- _The task_: Copy out all lines where "comparable" appears.

--- begin The records ---

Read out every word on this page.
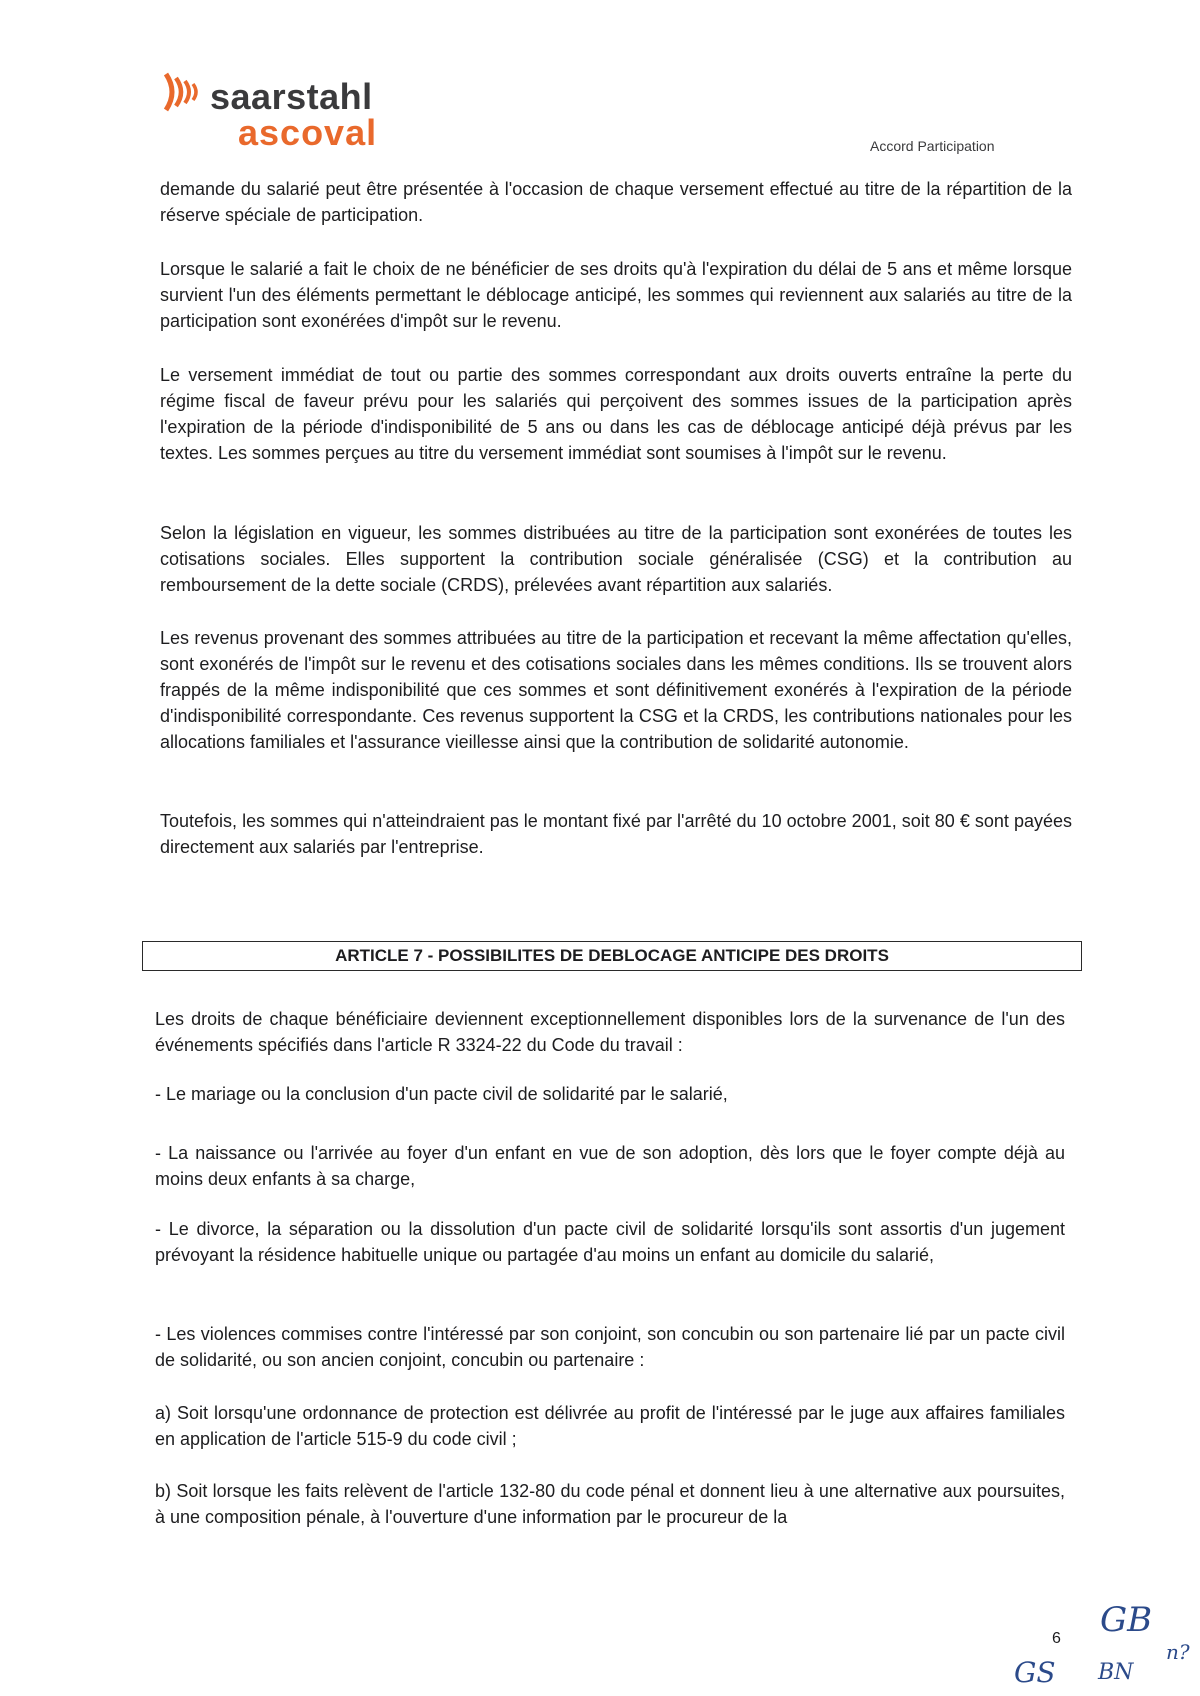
saarstahl
ascoval	Accord Participation

demande du salarié peut être présentée à l'occasion de chaque versement effectué au titre de la répartition de la réserve spéciale de participation.

Lorsque le salarié a fait le choix de ne bénéficier de ses droits qu'à l'expiration du délai de 5 ans et même lorsque survient l'un des éléments permettant le déblocage anticipé, les sommes qui reviennent aux salariés au titre de la participation sont exonérées d'impôt sur le revenu.

Le versement immédiat de tout ou partie des sommes correspondant aux droits ouverts entraîne la perte du régime fiscal de faveur prévu pour les salariés qui perçoivent des sommes issues de la participation après l'expiration de la période d'indisponibilité de 5 ans ou dans les cas de déblocage anticipé déjà prévus par les textes. Les sommes perçues au titre du versement immédiat sont soumises à l'impôt sur le revenu.

Selon la législation en vigueur, les sommes distribuées au titre de la participation sont exonérées de toutes les cotisations sociales. Elles supportent la contribution sociale généralisée (CSG) et la contribution au remboursement de la dette sociale (CRDS), prélevées avant répartition aux salariés.

Les revenus provenant des sommes attribuées au titre de la participation et recevant la même affectation qu'elles, sont exonérés de l'impôt sur le revenu et des cotisations sociales dans les mêmes conditions. Ils se trouvent alors frappés de la même indisponibilité que ces sommes et sont définitivement exonérés à l'expiration de la période d'indisponibilité correspondante. Ces revenus supportent la CSG et la CRDS, les contributions nationales pour les allocations familiales et l'assurance vieillesse ainsi que la contribution de solidarité autonomie.

Toutefois, les sommes qui n'atteindraient pas le montant fixé par l'arrêté du 10 octobre 2001, soit 80 € sont payées directement aux salariés par l'entreprise.

ARTICLE 7 - POSSIBILITES DE DEBLOCAGE ANTICIPE DES DROITS

Les droits de chaque bénéficiaire deviennent exceptionnellement disponibles lors de la survenance de l'un des événements spécifiés dans l'article R 3324-22 du Code du travail :

- Le mariage ou la conclusion d'un pacte civil de solidarité par le salarié,

- La naissance ou l'arrivée au foyer d'un enfant en vue de son adoption, dès lors que le foyer compte déjà au moins deux enfants à sa charge,

- Le divorce, la séparation ou la dissolution d'un pacte civil de solidarité lorsqu'ils sont assortis d'un jugement prévoyant la résidence habituelle unique ou partagée d'au moins un enfant au domicile du salarié,

- Les violences commises contre l'intéressé par son conjoint, son concubin ou son partenaire lié par un pacte civil de solidarité, ou son ancien conjoint, concubin ou partenaire :

a) Soit lorsqu'une ordonnance de protection est délivrée au profit de l'intéressé par le juge aux affaires familiales en application de l'article 515-9 du code civil ;

b) Soit lorsque les faits relèvent de l'article 132-80 du code pénal et donnent lieu à une alternative aux poursuites, à une composition pénale, à l'ouverture d'une information par le procureur de la

6 GB
GS BN
n?
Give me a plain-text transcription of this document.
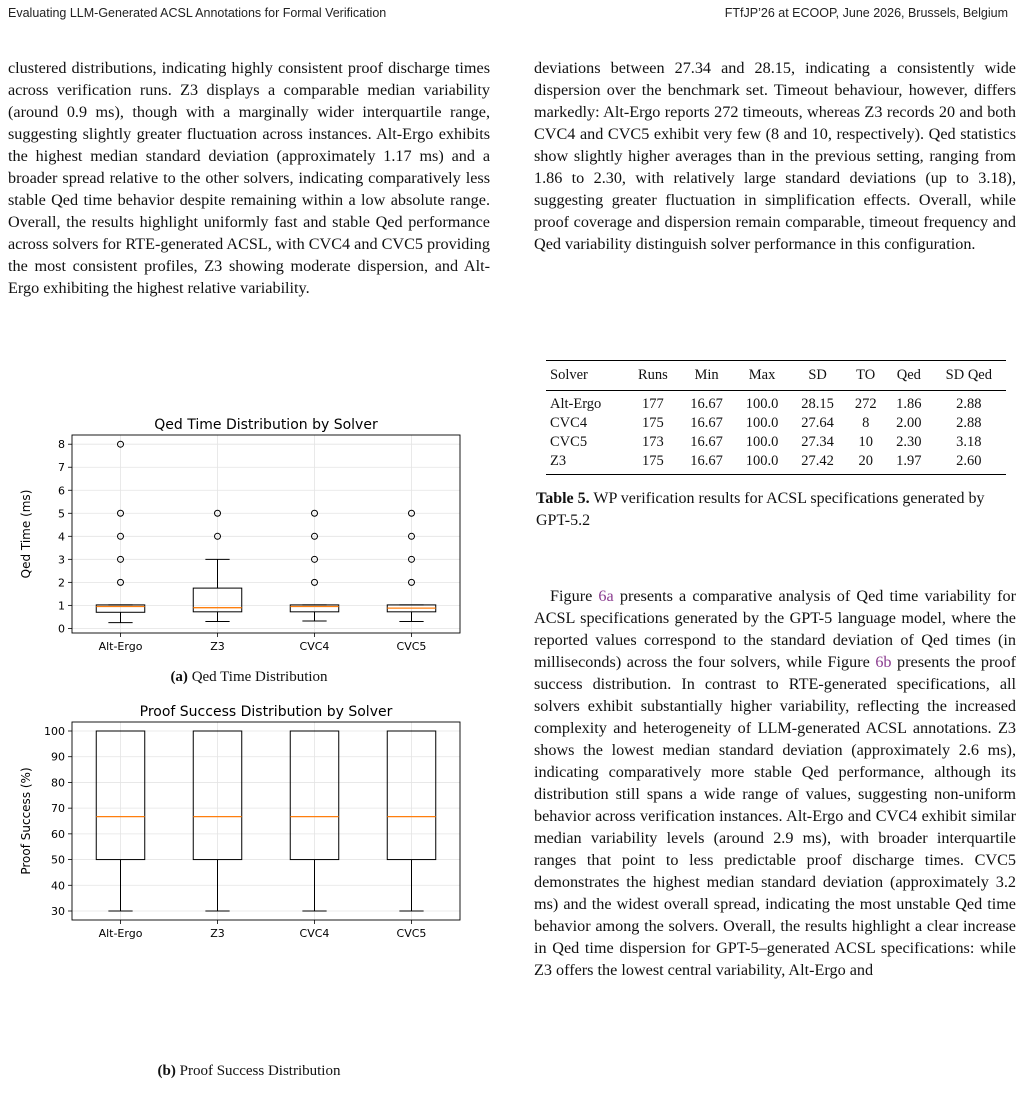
Evaluating LLM-Generated ACSL Annotations for Formal Verification	FTfJP’26 at ECOOP, June 2026, Brussels, Belgium

clustered distributions, indicating highly consistent proof discharge times across verification runs. Z3 displays a comparable median variability (around 0.9 ms), though with a marginally wider interquartile range, suggesting slightly greater fluctuation across instances. Alt-Ergo exhibits the highest median standard deviation (approximately 1.17 ms) and a broader spread relative to the other solvers, indicating comparatively less stable Qed time behavior despite remaining within a low absolute range. Overall, the results highlight uniformly fast and stable Qed performance across solvers for RTE-generated ACSL, with CVC4 and CVC5 providing the most consistent profiles, Z3 showing moderate dispersion, and Alt-Ergo exhibiting the highest relative variability.

Qed Time Distribution by Solver
0
1
2
3
4
5
6
7
8
Alt-Ergo	Z3	CVC4	CVC5
Qed Time (ms)
(a) Qed Time Distribution
Proof Success Distribution by Solver
30
40
50
60
70
80
90
100
Alt-Ergo	Z3	CVC4	CVC5
Proof Success (%)
(b) Proof Success Distribution

deviations between 27.34 and 28.15, indicating a consistently wide dispersion over the benchmark set. Timeout behaviour, however, differs markedly: Alt-Ergo reports 272 timeouts, whereas Z3 records 20 and both CVC4 and CVC5 exhibit very few (8 and 10, respectively). Qed statistics show slightly higher averages than in the previous setting, ranging from 1.86 to 2.30, with relatively large standard deviations (up to 3.18), suggesting greater fluctuation in simplification effects. Overall, while proof coverage and dispersion remain comparable, timeout frequency and Qed variability distinguish solver performance in this configuration.

Solver	Runs	Min	Max	SD	TO	Qed	SD Qed
Alt-Ergo	177	16.67	100.0	28.15	272	1.86	2.88
CVC4	175	16.67	100.0	27.64	8	2.00	2.88
CVC5	173	16.67	100.0	27.34	10	2.30	3.18
Z3	175	16.67	100.0	27.42	20	1.97	2.60
Table 5. WP verification results for ACSL specifications generated by GPT-5.2

Figure 6a presents a comparative analysis of Qed time variability for ACSL specifications generated by the GPT-5 language model, where the reported values correspond to the standard deviation of Qed times (in milliseconds) across the four solvers, while Figure 6b presents the proof success distribution. In contrast to RTE-generated specifications, all solvers exhibit substantially higher variability, reflecting the increased complexity and heterogeneity of LLM-generated ACSL annotations. Z3 shows the lowest median standard deviation (approximately 2.6 ms), indicating comparatively more stable Qed performance, although its distribution still spans a wide range of values, suggesting non-uniform behavior across verification instances. Alt-Ergo and CVC4 exhibit similar median variability levels (around 2.9 ms), with broader interquartile ranges that point to less predictable proof discharge times. CVC5 demonstrates the highest median standard deviation (approximately 3.2 ms) and the widest overall spread, indicating the most unstable Qed time behavior among the solvers. Overall, the results highlight a clear increase in Qed time dispersion for GPT-5–generated ACSL specifications: while Z3 offers the lowest central variability, Alt-Ergo and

--- end The records ---

- _Result for this task_:
clustered distributions, indicating highly consistent proof discharge times across verification runs. Z3 displays a comparable median variability (around 0.9 ms), though with a marginally wider interquartile range, suggesting slightly greater fluctuation across instances. Alt-Ergo exhibits the highest median standard deviation (approximately 1.17 ms) and a broader spread relative to the other solvers, indicating comparatively less stable Qed time behavior despite remaining within a low absolute range. Overall, the results highlight uniformly fast and stable Qed performance across solvers for RTE-generated ACSL, with CVC4 and CVC5 providing the most consistent profiles, Z3 showing moderate dispersion, and Alt-Ergo exhibiting the highest relative variability.
deviations between 27.34 and 28.15, indicating a consistently wide dispersion over the benchmark set. Timeout behaviour, however, differs markedly: Alt-Ergo reports 272 timeouts, whereas Z3 records 20 and both CVC4 and CVC5 exhibit very few (8 and 10, respectively). Qed statistics show slightly higher averages than in the previous setting, ranging from 1.86 to 2.30, with relatively large standard deviations (up to 3.18), suggesting greater fluctuation in simplification effects. Overall, while proof coverage and dispersion remain comparable, timeout frequency and Qed variability distinguish solver performance in this configuration.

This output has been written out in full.